-- START OF DATASET --

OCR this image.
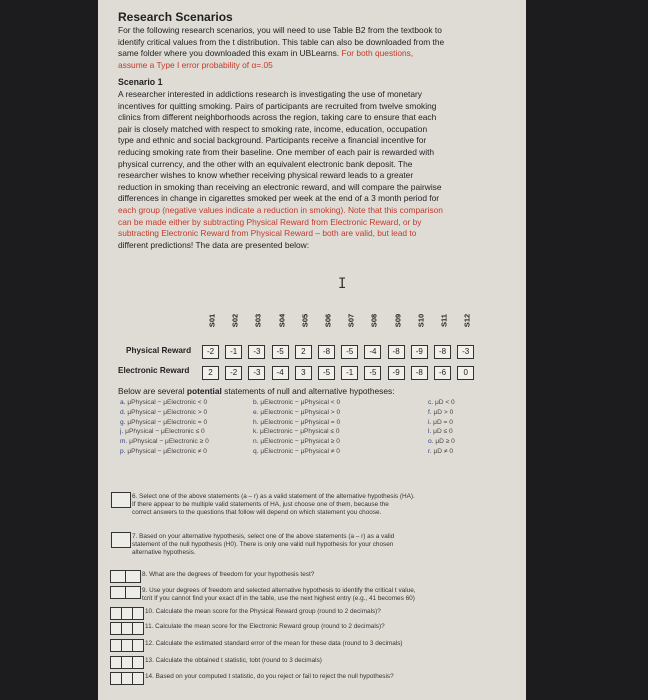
Research Scenarios
For the following research scenarios, you will need to use Table B2 from the textbook to
identify critical values from the t distribution. This table can also be downloaded from the
same folder where you downloaded this exam in UBLearns. For both questions,
assume a Type I error probability of α=.05
Scenario 1
A researcher interested in addictions research is investigating the use of monetary
incentives for quitting smoking. Pairs of participants are recruited from twelve smoking
clinics from different neighborhoods across the region, taking care to ensure that each
pair is closely matched with respect to smoking rate, income, education, occupation
type and ethnic and social background. Participants receive a financial incentive for
reducing smoking rate from their baseline. One member of each pair is rewarded with
physical currency, and the other with an equivalent electronic bank deposit. The
researcher wishes to know whether receiving physical reward leads to a greater
reduction in smoking than receiving an electronic reward, and will compare the pairwise
differences in change in cigarettes smoked per week at the end of a 3 month period for
each group (negative values indicate a reduction in smoking). Note that this comparison
can be made either by subtracting Physical Reward from Electronic Reward, or by
subtracting Electronic Reward from Physical Reward – both are valid, but lead to
different predictions! The data are presented below:
I
S01 S02 S03 S04 S05 S06 S07 S08 S09 S10 S11 S12
Physical Reward
Electronic Reward
-2	-1	-3	-5	2	-8	-5	-4	-8	-9	-8	-3
2	-2	-3	-4	3	-5	-1	-5	-9	-8	-6	0
Below are several potential statements of null and alternative hypotheses:
a. μPhysical − μElectronic < 0
d. μPhysical − μElectronic > 0
g. μPhysical − μElectronic = 0
j. μPhysical − μElectronic ≤ 0
m. μPhysical − μElectronic ≥ 0
p. μPhysical − μElectronic ≠ 0
b. μElectronic − μPhysical < 0
e. μElectronic − μPhysical > 0
h. μElectronic − μPhysical = 0
k. μElectronic − μPhysical ≤ 0
n. μElectronic − μPhysical ≥ 0
q. μElectronic − μPhysical ≠ 0
c. μD < 0
f. μD > 0
i. μD = 0
l. μD ≤ 0
o. μD ≥ 0
r. μD ≠ 0
6. Select one of the above statements (a – r) as a valid statement of the alternative hypothesis (HA).
If there appear to be multiple valid statements of HA, just choose one of them, because the
correct answers to the questions that follow will depend on which statement you choose.
7. Based on your alternative hypothesis, select one of the above statements (a – r) as a valid
statement of the null hypothesis (H0). There is only one valid null hypothesis for your chosen
alternative hypothesis.
8. What are the degrees of freedom for your hypothesis test?
9. Use your degrees of freedom and selected alternative hypothesis to identify the critical t value,
tcrit If you cannot find your exact df in the table, use the next highest entry (e.g., 41 becomes 60)
10. Calculate the mean score for the Physical Reward group (round to 2 decimals)?
11. Calculate the mean score for the Electronic Reward group (round to 2 decimals)?
12. Calculate the estimated standard error of the mean for these data (round to 3 decimals)
13. Calculate the obtained t statistic, tobt (round to 3 decimals)
14. Based on your computed t statistic, do you reject or fail to reject the null hypothesis?
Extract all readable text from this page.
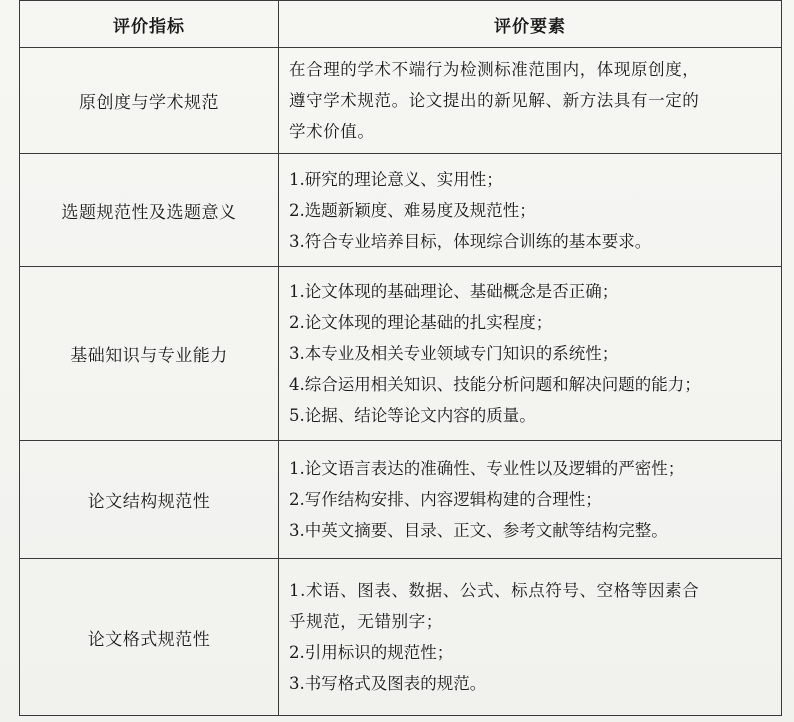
评价指标	评价要素
原创度与学术规范	在合理的学术不端行为检测标准范围内，体现原创度，
遵守学术规范。论文提出的新见解、新方法具有一定的
学术价值。

选题规范性及选题意义	1.研究的理论意义、实用性；
2.选题新颖度、难易度及规范性；
3.符合专业培养目标，体现综合训练的基本要求。

基础知识与专业能力	1.论文体现的基础理论、基础概念是否正确；
2.论文体现的理论基础的扎实程度；
3.本专业及相关专业领域专门知识的系统性；
4.综合运用相关知识、技能分析问题和解决问题的能力；
5.论据、结论等论文内容的质量。

论文结构规范性	1.论文语言表达的准确性、专业性以及逻辑的严密性；
2.写作结构安排、内容逻辑构建的合理性；
3.中英文摘要、目录、正文、参考文献等结构完整。

论文格式规范性	1.术语、图表、数据、公式、标点符号、空格等因素合
乎规范，无错别字；
2.引用标识的规范性；
3.书写格式及图表的规范。
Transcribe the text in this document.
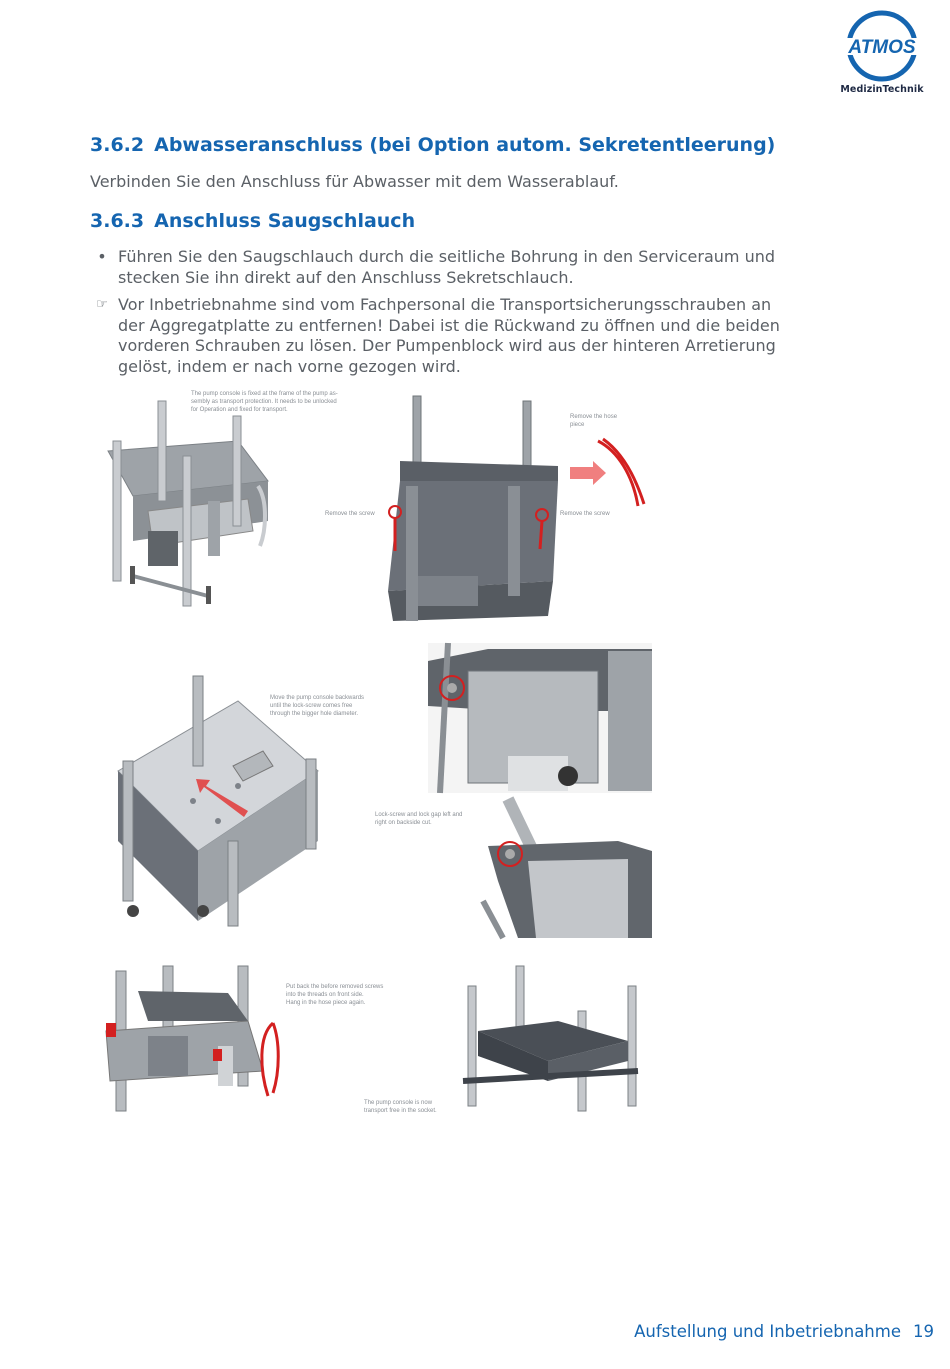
ATMOS
MedizinTechnik
3.6.2 Abwasseranschluss (bei Option autom. Sekretentleerung)

Verbinden Sie den Anschluss für Abwasser mit dem Wasserablauf.

3.6.3 Anschluss Saugschlauch
• Führen Sie den Saugschlauch durch die seitliche Bohrung in den Serviceraum und stecken Sie ihn direkt auf den Anschluss Sekretschlauch.
☞ Vor Inbetriebnahme sind vom Fachpersonal die Transportsicherungsschrauben an der Aggregatplatte zu entfernen! Dabei ist die Rückwand zu öffnen und die beiden vorderen Schrauben zu lösen. Der Pumpenblock wird aus der hinteren Arretierung gelöst, indem er nach vorne gezogen wird.
The pump console is fixed at the frame of the pump as- sembly as transport protection. It needs to be unlocked for Operation and fixed for transport.
Remove the hose piece
Remove the screw	Remove the screw
Move the pump console backwards until the lock-screw comes free through the bigger hole diameter.
Lock-screw and lock gap left and right on backside cut.
Put back the before removed screws into the threads on front side. Hang in the hose piece again.
The pump console is now transport free in the socket.
Aufstellung und Inbetriebnahme 19
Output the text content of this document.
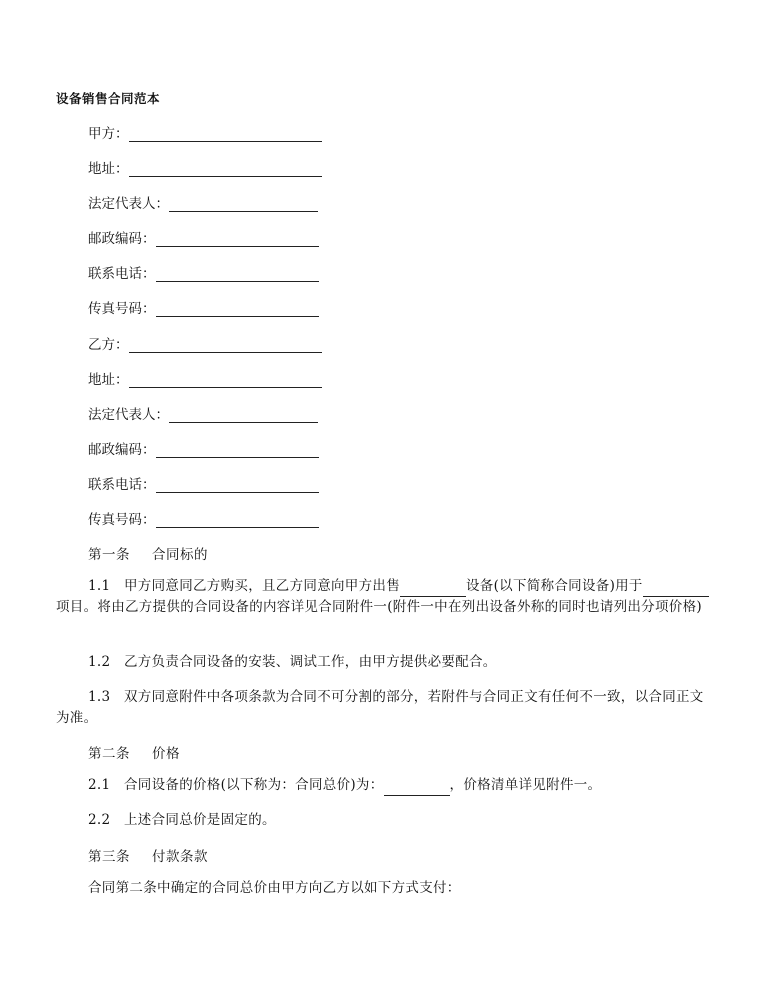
设备销售合同范本
甲方：
地址：
法定代表人：
邮政编码：
联系电话：
传真号码：
乙方：
地址：
法定代表人：
邮政编码：
联系电话：
传真号码：
第一条 合同标的
1.1 甲方同意同乙方购买，且乙方同意向甲方出售	设备(以下简称合同设备)用于项目。将由乙方提供的合同设备的内容详见合同附件一(附件一中在列出设备外称的同时也请列出分项价格)
1.2 乙方负责合同设备的安装、调试工作，由甲方提供必要配合。
1.3 双方同意附件中各项条款为合同不可分割的部分，若附件与合同正文有任何不一致，以合同正文为准。
第二条 价格
2.1 合同设备的价格(以下称为：合同总价)为：	，价格清单详见附件一。
2.2 上述合同总价是固定的。
第三条 付款条款
合同第二条中确定的合同总价由甲方向乙方以如下方式支付：
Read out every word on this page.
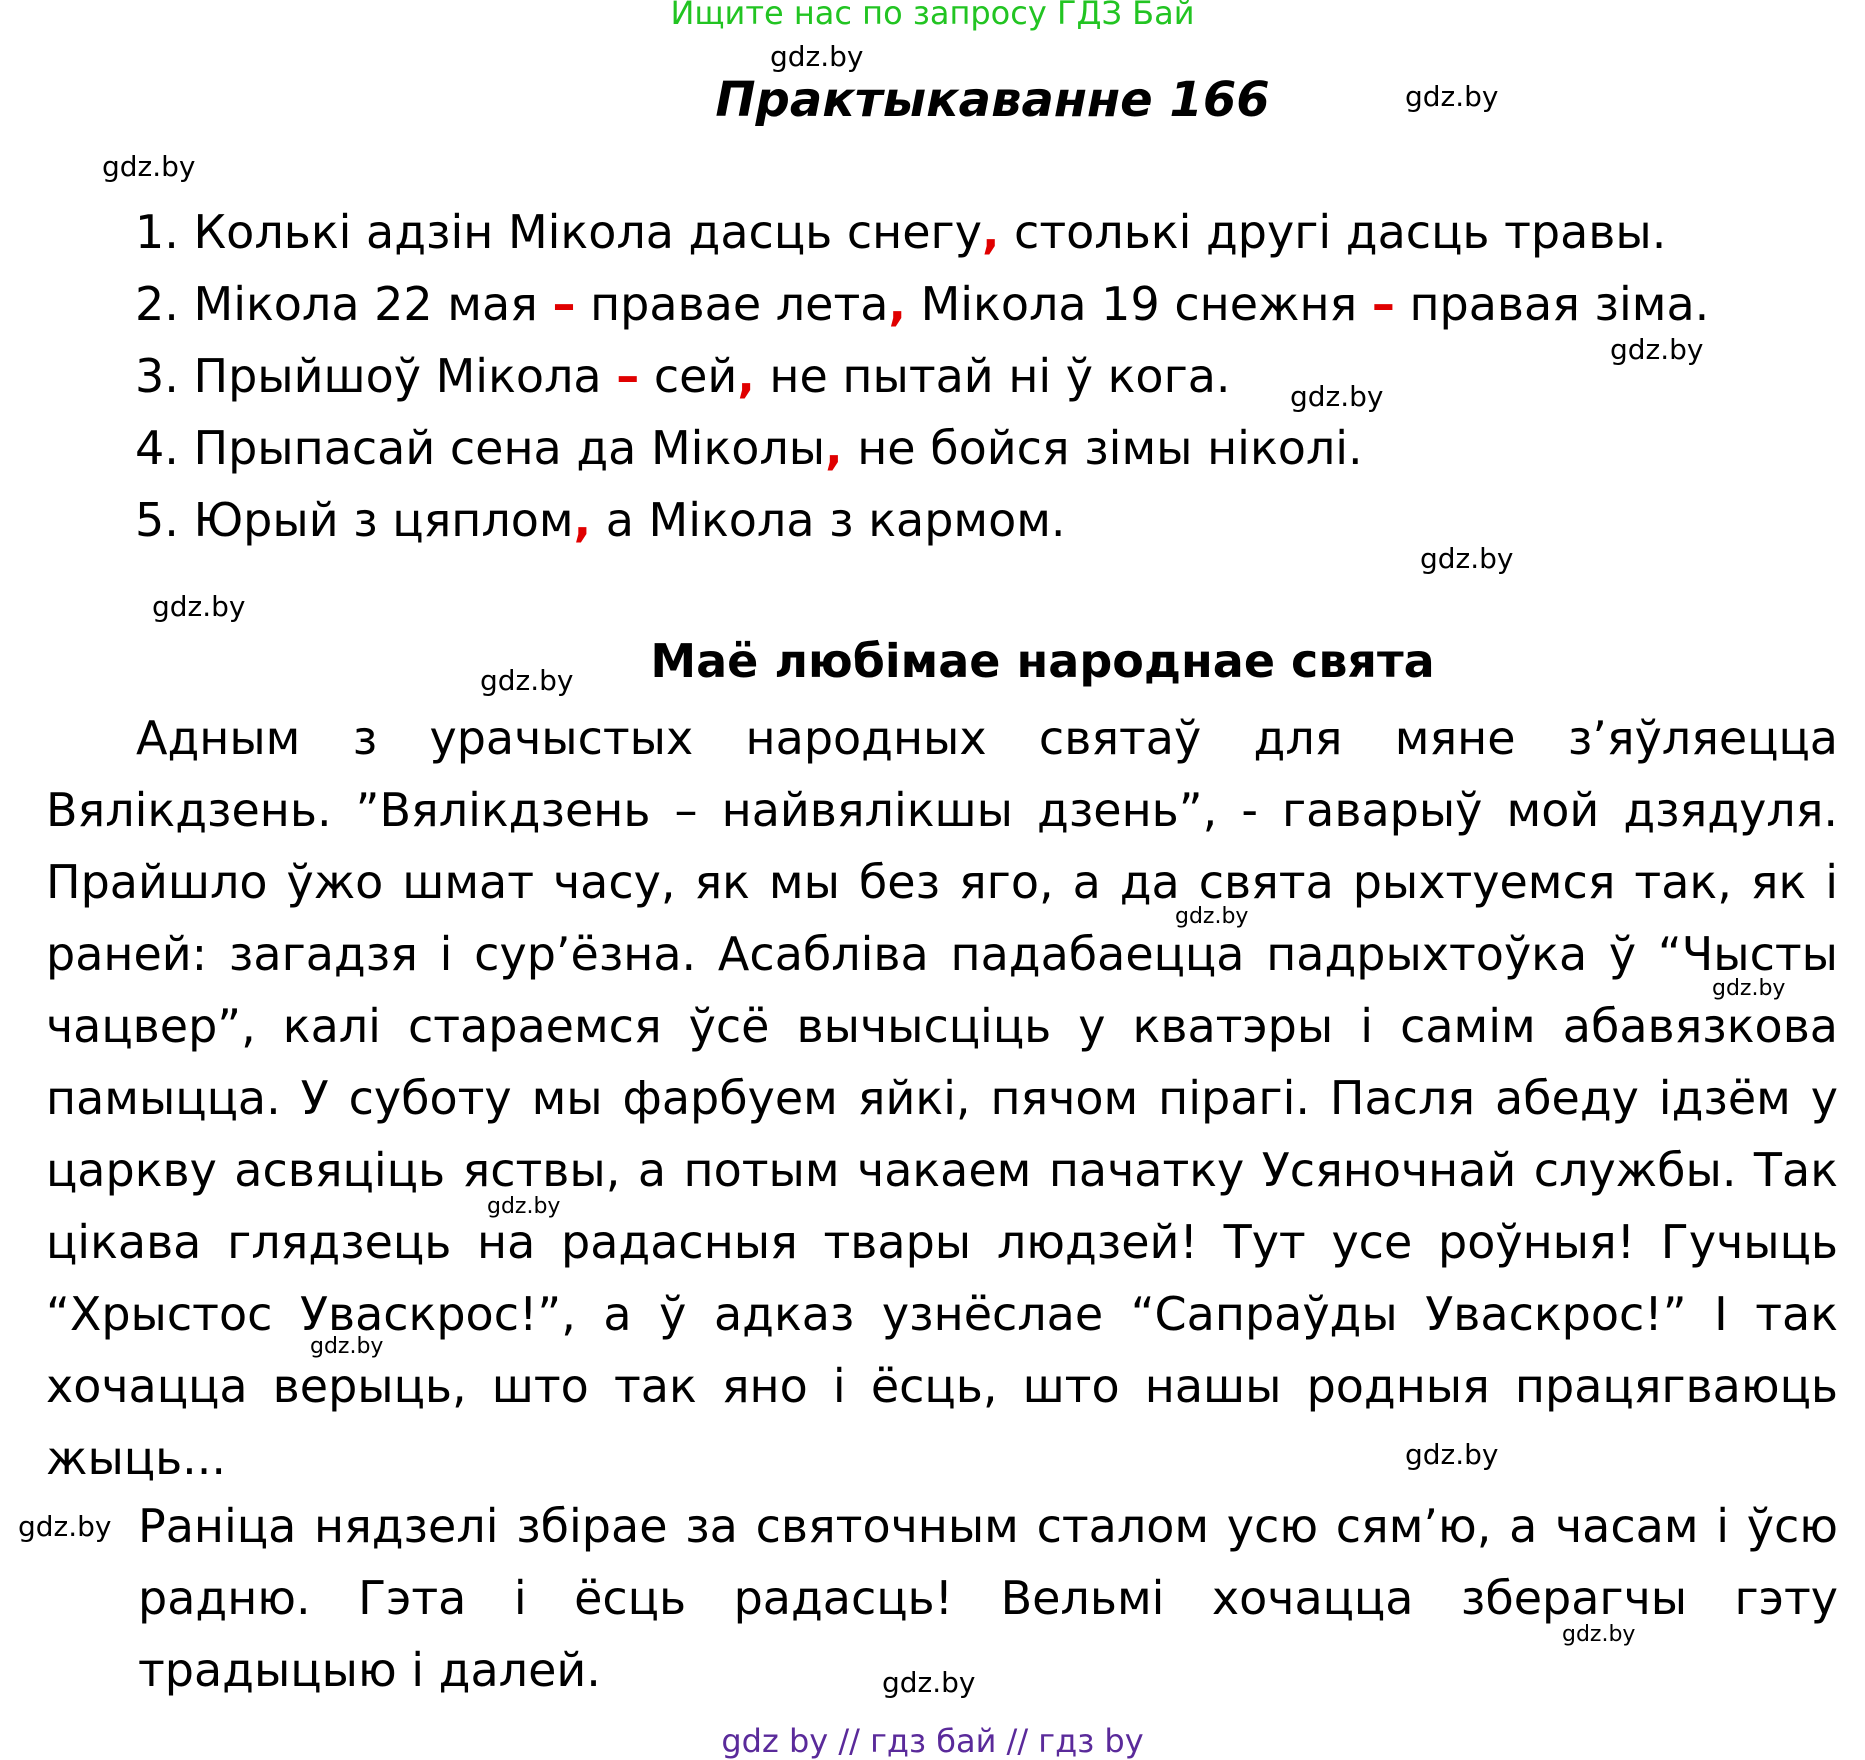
Ищите нас по запросу ГДЗ Бай
gdz.by
Практыкаванне 166	gdz.by
gdz.by
1. Колькі адзін Мікола дасць снегу, столькі другі дасць травы.
2. Мікола 22 мая – правае лета, Мікола 19 снежня – правая зіма.
gdz.by
3. Прыйшоў Мікола – сей, не пытай ні ў кога. gdz.by
4. Прыпасай сена да Міколы, не бойся зімы ніколі.
5. Юрый з цяплом, а Мікола з кармом.
gdz.by
gdz.by
gdz.by	Маё любімае народнае свята
Адным з урачыстых народных святаў для мяне з’яўляецца Вялікдзень. ”Вялікдзень – найвялікшы дзень”, - гаварыў мой дзядуля. Прайшло ўжо шмат часу, як мы без яго, а да свята рыхтуемся так, як і раней: загадзя і сур’ёзна. Асабліва падабаецца падрыхтоўка ў “Чысты чацвер”, калі стараемся ўсё вычысціць у кватэры і самім абавязкова памыцца. У суботу мы фарбуем яйкі, пячом пірагі. Пасля абеду ідзём у царкву асвяціць яствы, а потым чакаем пачатку Усяночнай службы. Так цікава глядзець на радасныя твары людзей! Тут усе роўныя! Гучыць “Хрыстос Уваскрос!”, а ў адказ узнёслае “Сапраўды Уваскрос!” І так хочацца верыць, што так яно і ёсць, што нашы родныя працягваюць жыць...
gdz.by
gdz.by
gdz.by
gdz.by
gdz.by
gdz.by Раніца нядзелі збірае за святочным сталом усю сям’ю, а часам і ўсю радню. Гэта і ёсць радасць! Вельмі хочацца зберагчы гэту традыцыю і далей.
gdz.by
gdz.by
gdz by // гдз бай // гдз by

-- END OF DATASET --

> **TASK OBJECTIVE**
Return, from the data, each line that has the word "console" in it.

> **OUTPUT OF THE EXERCISE**
The pump console is fixed at the frame of the pump as- sembly as transport protection. It needs to be unlocked for Operation and fixed for transport.
Move the pump console backwards until the lock-screw comes free through the bigger hole diameter.
The pump console is now transport free in the socket.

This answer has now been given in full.